▶ [Task to carry out]: Write the data out again exactly, dropping any images it holds.

Data records
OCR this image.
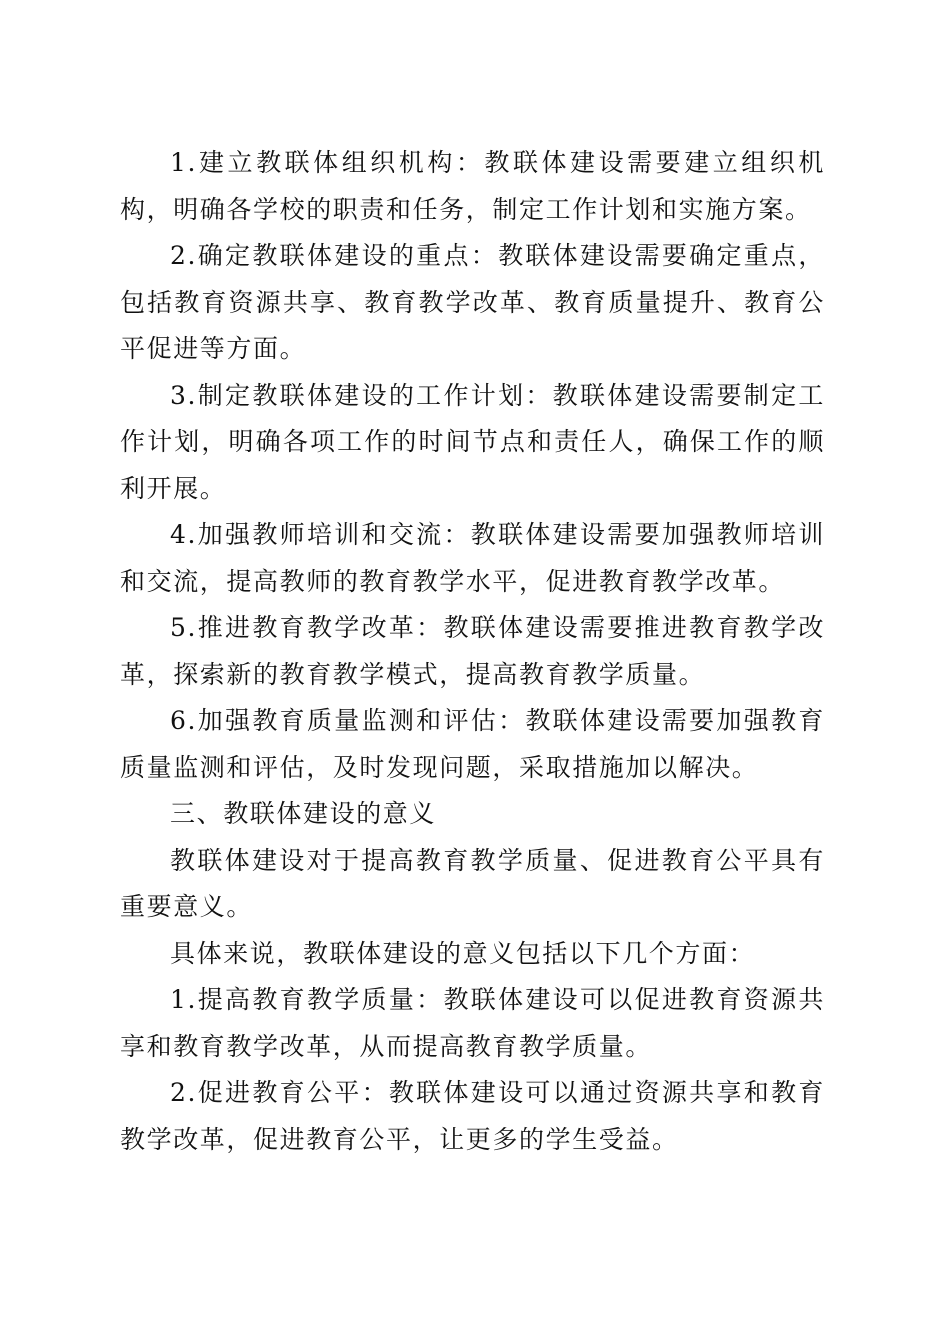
1.建立教联体组织机构：教联体建设需要建立组织机构，明确各学校的职责和任务，制定工作计划和实施方案。

2.确定教联体建设的重点：教联体建设需要确定重点，包括教育资源共享、教育教学改革、教育质量提升、教育公平促进等方面。

3.制定教联体建设的工作计划：教联体建设需要制定工作计划，明确各项工作的时间节点和责任人，确保工作的顺利开展。

4.加强教师培训和交流：教联体建设需要加强教师培训和交流，提高教师的教育教学水平，促进教育教学改革。

5.推进教育教学改革：教联体建设需要推进教育教学改革，探索新的教育教学模式，提高教育教学质量。

6.加强教育质量监测和评估：教联体建设需要加强教育质量监测和评估，及时发现问题，采取措施加以解决。

三、教联体建设的意义

教联体建设对于提高教育教学质量、促进教育公平具有重要意义。

具体来说，教联体建设的意义包括以下几个方面：

1.提高教育教学质量：教联体建设可以促进教育资源共享和教育教学改革，从而提高教育教学质量。

2.促进教育公平：教联体建设可以通过资源共享和教育教学改革，促进教育公平，让更多的学生受益。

▶ [Written response]:
OCR this image.
1.建立教联体组织机构：教联体建设需要建立组织机构，明确各学校的职责和任务，制定工作计划和实施方案。

2.确定教联体建设的重点：教联体建设需要确定重点，包括教育资源共享、教育教学改革、教育质量提升、教育公平促进等方面。

3.制定教联体建设的工作计划：教联体建设需要制定工作计划，明确各项工作的时间节点和责任人，确保工作的顺利开展。

4.加强教师培训和交流：教联体建设需要加强教师培训和交流，提高教师的教育教学水平，促进教育教学改革。

5.推进教育教学改革：教联体建设需要推进教育教学改革，探索新的教育教学模式，提高教育教学质量。

6.加强教育质量监测和评估：教联体建设需要加强教育质量监测和评估，及时发现问题，采取措施加以解决。

三、教联体建设的意义

教联体建设对于提高教育教学质量、促进教育公平具有重要意义。

具体来说，教联体建设的意义包括以下几个方面：

1.提高教育教学质量：教联体建设可以促进教育资源共享和教育教学改革，从而提高教育教学质量。

2.促进教育公平：教联体建设可以通过资源共享和教育教学改革，促进教育公平，让更多的学生受益。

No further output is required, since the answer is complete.